CHALLENGE
The records below are to be copied word for word, with every picture left out.
[begin DATASET RECORDS]
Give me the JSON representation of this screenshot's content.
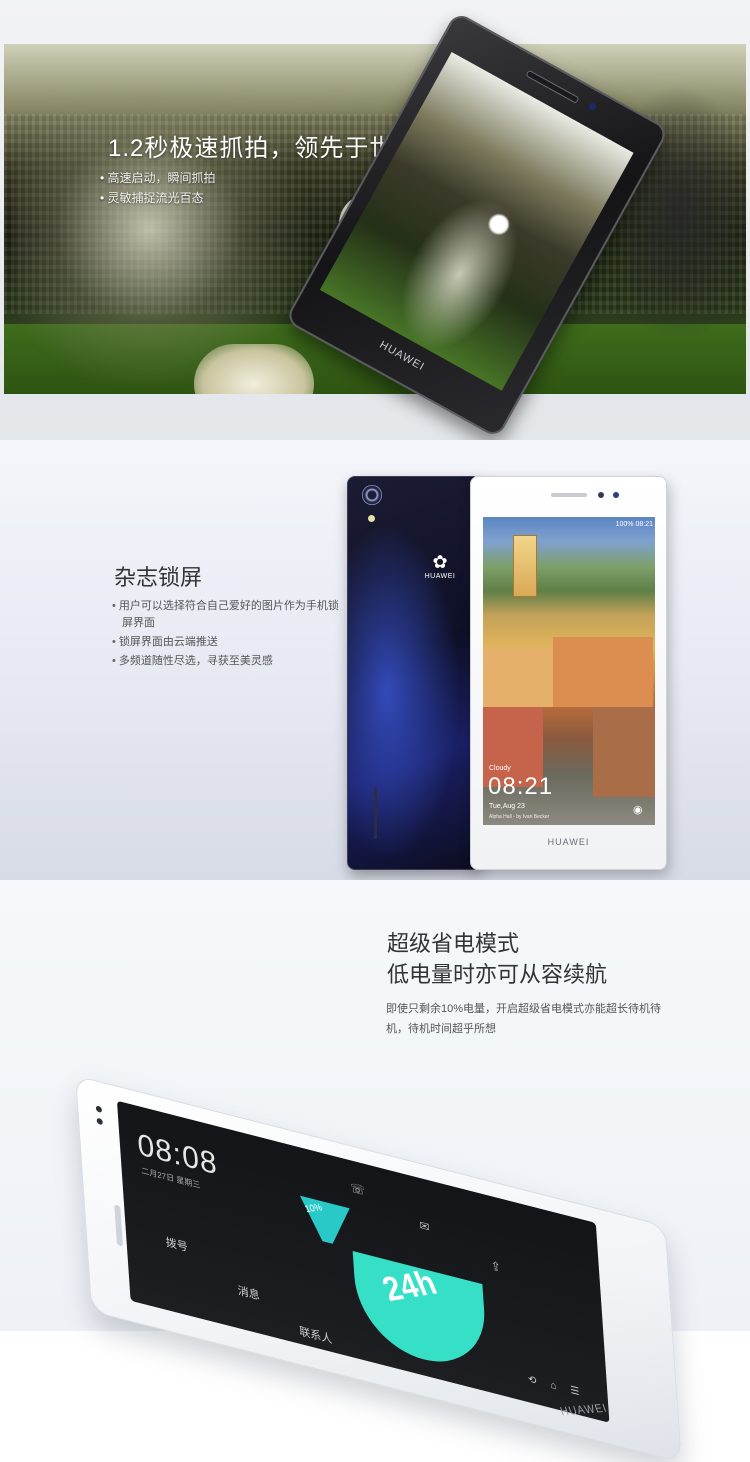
{
  "hero": {
    "title": "1.2秒极速抓拍，领先于世",
    "bullets": [
      "高速启动，瞬间抓拍",
      "灵敏捕捉流光百态"
    ],
    "phone_brand": "HUAWEI"
  },
  "lock_screen": {
    "title": "杂志锁屏",
    "bullets": [
      "用户可以选择符合自己爱好的图片作为手机锁屏界面",
      "锁屏界面由云端推送",
      "多频道随性尽选，寻获至美灵感"
    ],
    "phone_back_logo_text": "HUAWEI",
    "status": "100% 08:21",
    "weather": "Cloudy",
    "time": "08:21",
    "date": "Tue,Aug 23",
    "credit": "Alpha Hall - by Ivan Becker",
    "phone_front_brand": "HUAWEI"
  },
  "power_saving": {
    "title_line1": "超级省电模式",
    "title_line2": "低电量时亦可从容续航",
    "description": "即使只剩余10%电量，开启超级省电模式亦能超长待机待机，待机时间超乎所想",
    "clock": "08:08",
    "clock_sub": "二月27日 星期三",
    "battery_percent": "10%",
    "standby": "24h",
    "tiles": [
      "拨号",
      "消息",
      "联系人"
    ],
    "phone_brand": "HUAWEI"
  },
  "icons": [
    "huawei-logo-icon",
    "camera-icon",
    "phone-icon",
    "message-icon",
    "share-icon",
    "back-icon",
    "home-icon",
    "menu-icon"
  ],
  "colors": {
    "accent_teal": "#35e0c6",
    "text_dark": "#333333",
    "text_body": "#555555"
  }
}
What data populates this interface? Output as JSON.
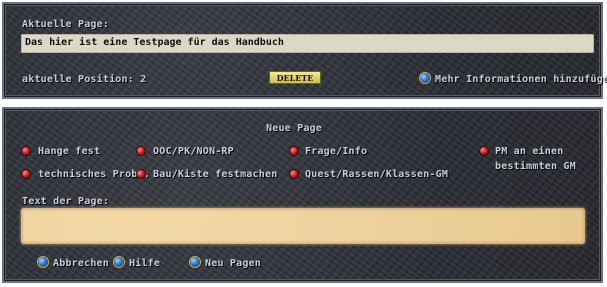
[end DATASET RECORDS]
ANSWER TO THIS TASK
Give me the JSON representation of this screenshot's content.
{
  "hero": {
    "title": "1.2秒极速抓拍，领先于世",
    "bullets": [
      "高速启动，瞬间抓拍",
      "灵敏捕捉流光百态"
    ],
    "phone_brand": "HUAWEI"
  },
  "lock_screen": {
    "title": "杂志锁屏",
    "bullets": [
      "用户可以选择符合自己爱好的图片作为手机锁屏界面",
      "锁屏界面由云端推送",
      "多频道随性尽选，寻获至美灵感"
    ],
    "phone_back_logo_text": "HUAWEI",
    "status": "100% 08:21",
    "weather": "Cloudy",
    "time": "08:21",
    "date": "Tue,Aug 23",
    "credit": "Alpha Hall - by Ivan Becker",
    "phone_front_brand": "HUAWEI"
  },
  "power_saving": {
    "title_line1": "超级省电模式",
    "title_line2": "低电量时亦可从容续航",
    "description": "即使只剩余10%电量，开启超级省电模式亦能超长待机待机，待机时间超乎所想",
    "clock": "08:08",
    "clock_sub": "二月27日 星期三",
    "battery_percent": "10%",
    "standby": "24h",
    "tiles": [
      "拨号",
      "消息",
      "联系人"
    ],
    "phone_brand": "HUAWEI"
  },
  "icons": [
    "huawei-logo-icon",
    "camera-icon",
    "phone-icon",
    "message-icon",
    "share-icon",
    "back-icon",
    "home-icon",
    "menu-icon"
  ],
  "colors": {
    "accent_teal": "#35e0c6",
    "text_dark": "#333333",
    "text_body": "#555555"
  }
}
What data populates this interface? Output as JSON.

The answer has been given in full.